Listed below are entries; give the number of lines among them that include "хелата", and only that number.

#### DATASET ROWS ####

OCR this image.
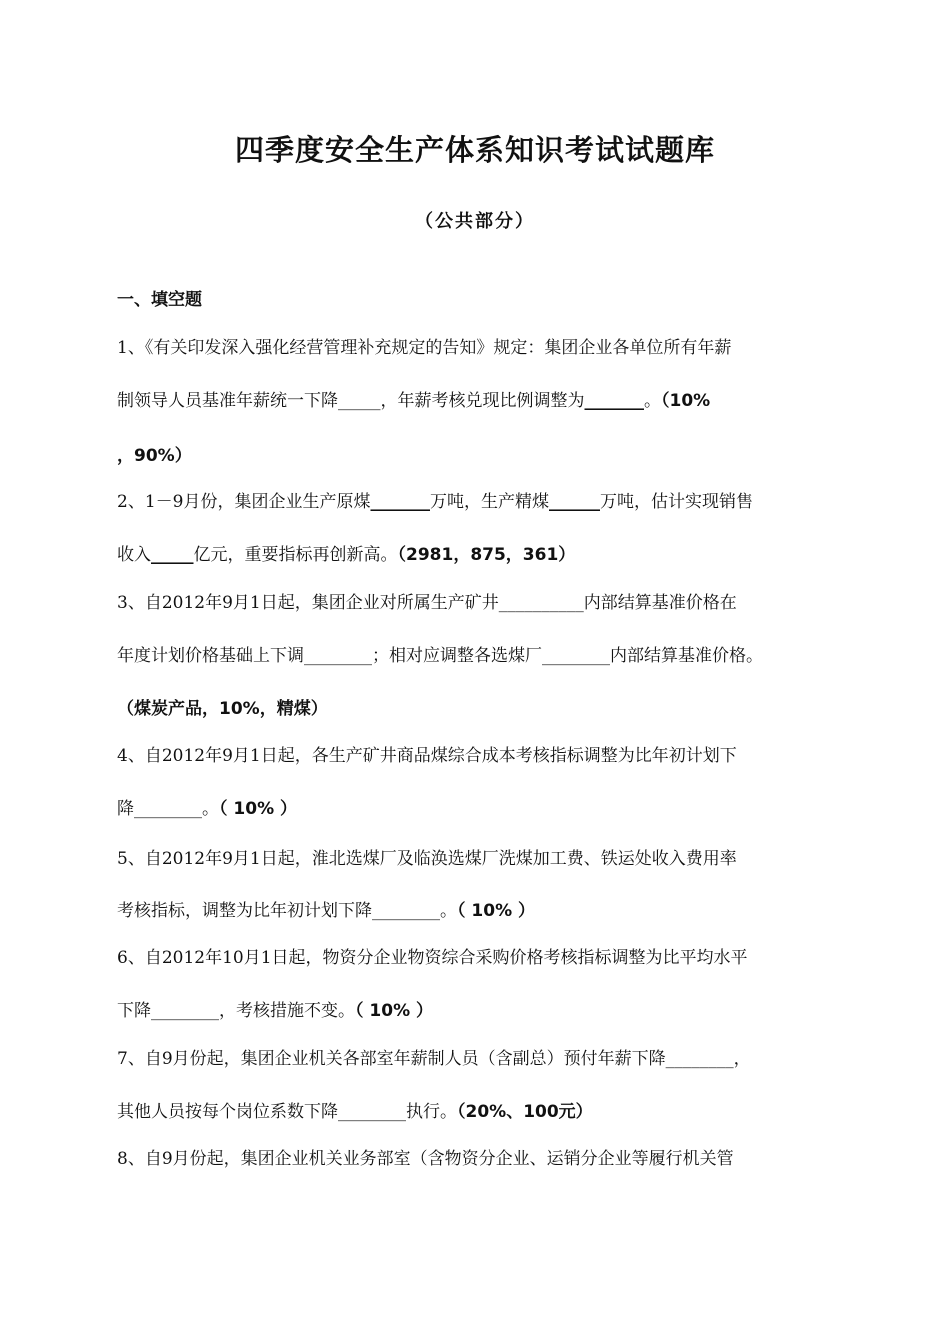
四季度安全生产体系知识考试试题库
（公共部分）
一、填空题
1、《有关印发深入强化经营管理补充规定的告知》规定：集团企业各单位所有年薪
制领导人员基准年薪统一下降_____，年薪考核兑现比例调整为_______。（10%
，90%）
2、1－9月份，集团企业生产原煤_______万吨，生产精煤______万吨，估计实现销售
收入_____亿元，重要指标再创新高。（2981，875，361）
3、自2012年9月1日起，集团企业对所属生产矿井__________内部结算基准价格在
年度计划价格基础上下调________；相对应调整各选煤厂________内部结算基准价格。
（煤炭产品，10%，精煤）
4、自2012年9月1日起，各生产矿井商品煤综合成本考核指标调整为比年初计划下
降________。（ 10% ）
5、自2012年9月1日起，淮北选煤厂及临涣选煤厂洗煤加工费、铁运处收入费用率
考核指标，调整为比年初计划下降________。（ 10% ）
6、自2012年10月1日起，物资分企业物资综合采购价格考核指标调整为比平均水平
下降________，考核措施不变。（ 10% ）
7、自9月份起，集团企业机关各部室年薪制人员（含副总）预付年薪下降________，
其他人员按每个岗位系数下降________执行。（20%、100元）
8、自9月份起，集团企业机关业务部室（含物资分企业、运销分企业等履行机关管
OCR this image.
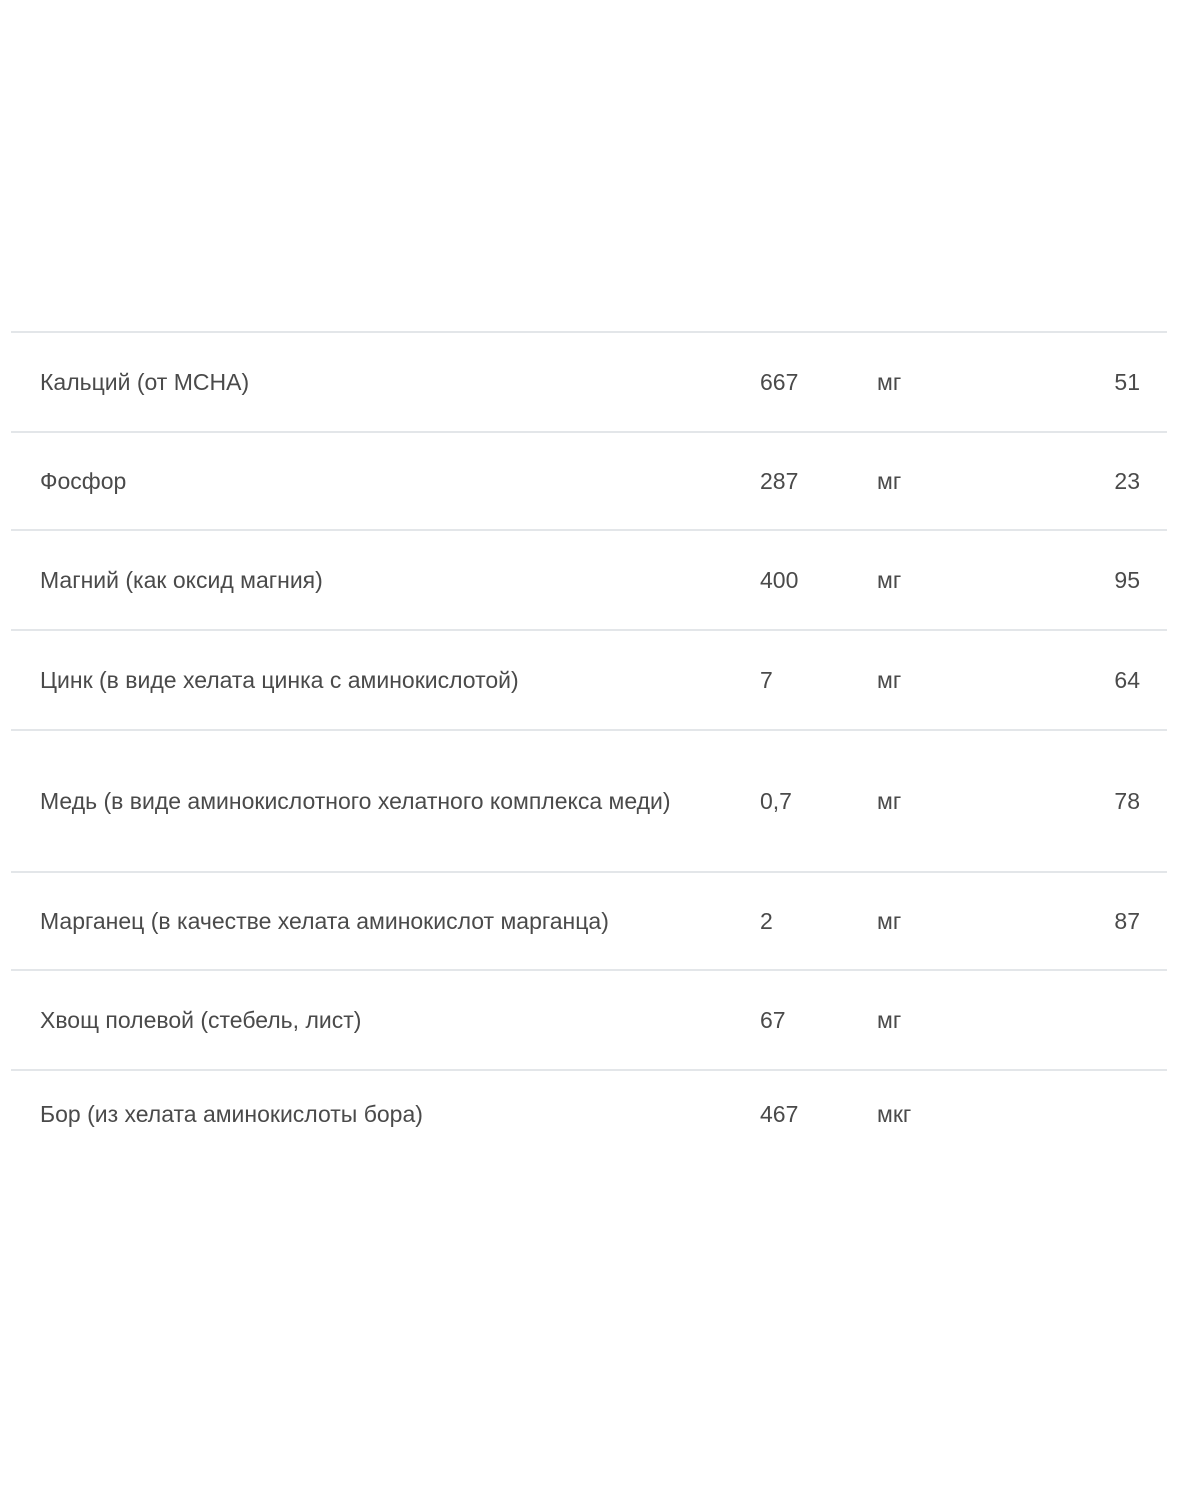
Кальций (от MCHA)	667	мг	51
Фосфор	287	мг	23
Магний (как оксид магния)	400	мг	95
Цинк (в виде хелата цинка с аминокислотой)	7	мг	64
Медь (в виде аминокислотного хелатного комплекса меди)	0,7	мг	78
Марганец (в качестве хелата аминокислот марганца)	2	мг	87
Хвощ полевой (стебель, лист)	67	мг
Бор (из хелата аминокислоты бора)	467	мкг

####

### [TASK OUTPUT]
3